Aim of the exercise: Copy the records below exactly, leaving out every picture.

Data for processing:
+++

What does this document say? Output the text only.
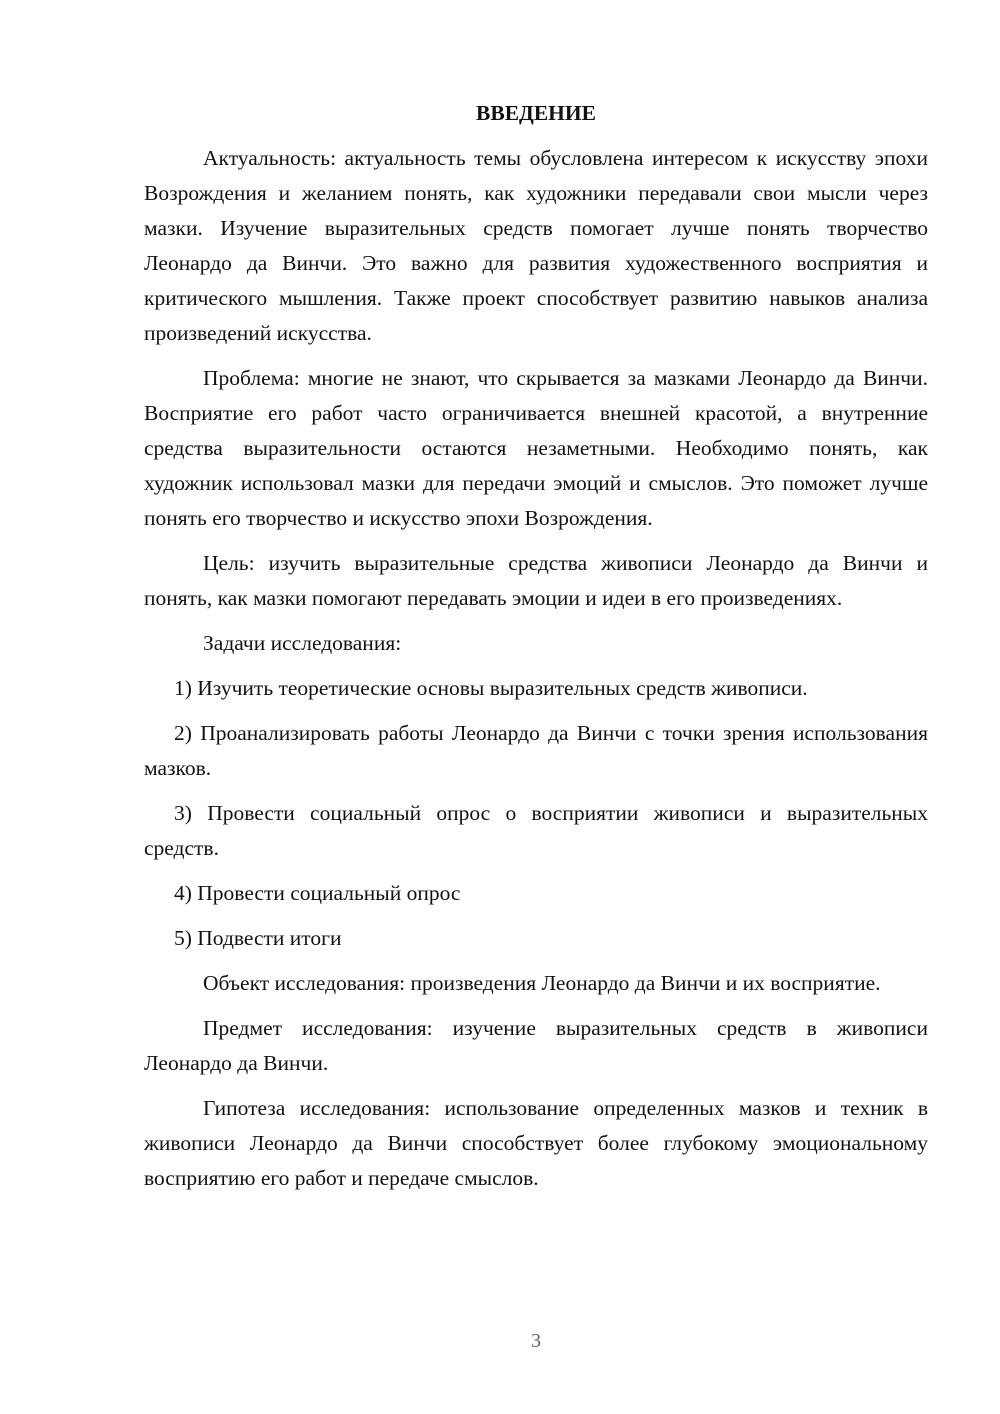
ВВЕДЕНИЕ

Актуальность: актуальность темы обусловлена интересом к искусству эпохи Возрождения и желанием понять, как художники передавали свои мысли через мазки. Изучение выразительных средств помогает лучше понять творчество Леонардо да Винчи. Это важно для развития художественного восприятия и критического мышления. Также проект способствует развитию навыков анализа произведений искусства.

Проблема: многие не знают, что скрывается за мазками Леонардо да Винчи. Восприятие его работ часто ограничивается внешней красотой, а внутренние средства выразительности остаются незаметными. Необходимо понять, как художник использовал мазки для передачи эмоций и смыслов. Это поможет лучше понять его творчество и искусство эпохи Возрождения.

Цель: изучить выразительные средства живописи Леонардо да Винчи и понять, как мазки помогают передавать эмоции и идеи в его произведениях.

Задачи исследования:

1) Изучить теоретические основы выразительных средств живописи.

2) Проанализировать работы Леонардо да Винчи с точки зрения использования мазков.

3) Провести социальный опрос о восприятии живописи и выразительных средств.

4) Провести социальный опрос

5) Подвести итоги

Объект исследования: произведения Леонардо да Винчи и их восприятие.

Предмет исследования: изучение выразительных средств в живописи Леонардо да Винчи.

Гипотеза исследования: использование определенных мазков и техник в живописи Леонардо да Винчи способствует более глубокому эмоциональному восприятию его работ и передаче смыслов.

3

+++

Answer:
What does this document say? Output the text only.
ВВЕДЕНИЕ

Актуальность: актуальность темы обусловлена интересом к искусству эпохи Возрождения и желанием понять, как художники передавали свои мысли через мазки. Изучение выразительных средств помогает лучше понять творчество Леонардо да Винчи. Это важно для развития художественного восприятия и критического мышления. Также проект способствует развитию навыков анализа произведений искусства.

Проблема: многие не знают, что скрывается за мазками Леонардо да Винчи. Восприятие его работ часто ограничивается внешней красотой, а внутренние средства выразительности остаются незаметными. Необходимо понять, как художник использовал мазки для передачи эмоций и смыслов. Это поможет лучше понять его творчество и искусство эпохи Возрождения.

Цель: изучить выразительные средства живописи Леонардо да Винчи и понять, как мазки помогают передавать эмоции и идеи в его произведениях.

Задачи исследования:

1) Изучить теоретические основы выразительных средств живописи.

2) Проанализировать работы Леонардо да Винчи с точки зрения использования мазков.

3) Провести социальный опрос о восприятии живописи и выразительных средств.

4) Провести социальный опрос

5) Подвести итоги

Объект исследования: произведения Леонардо да Винчи и их восприятие.

Предмет исследования: изучение выразительных средств в живописи Леонардо да Винчи.

Гипотеза исследования: использование определенных мазков и техник в живописи Леонардо да Винчи способствует более глубокому эмоциональному восприятию его работ и передаче смыслов.

3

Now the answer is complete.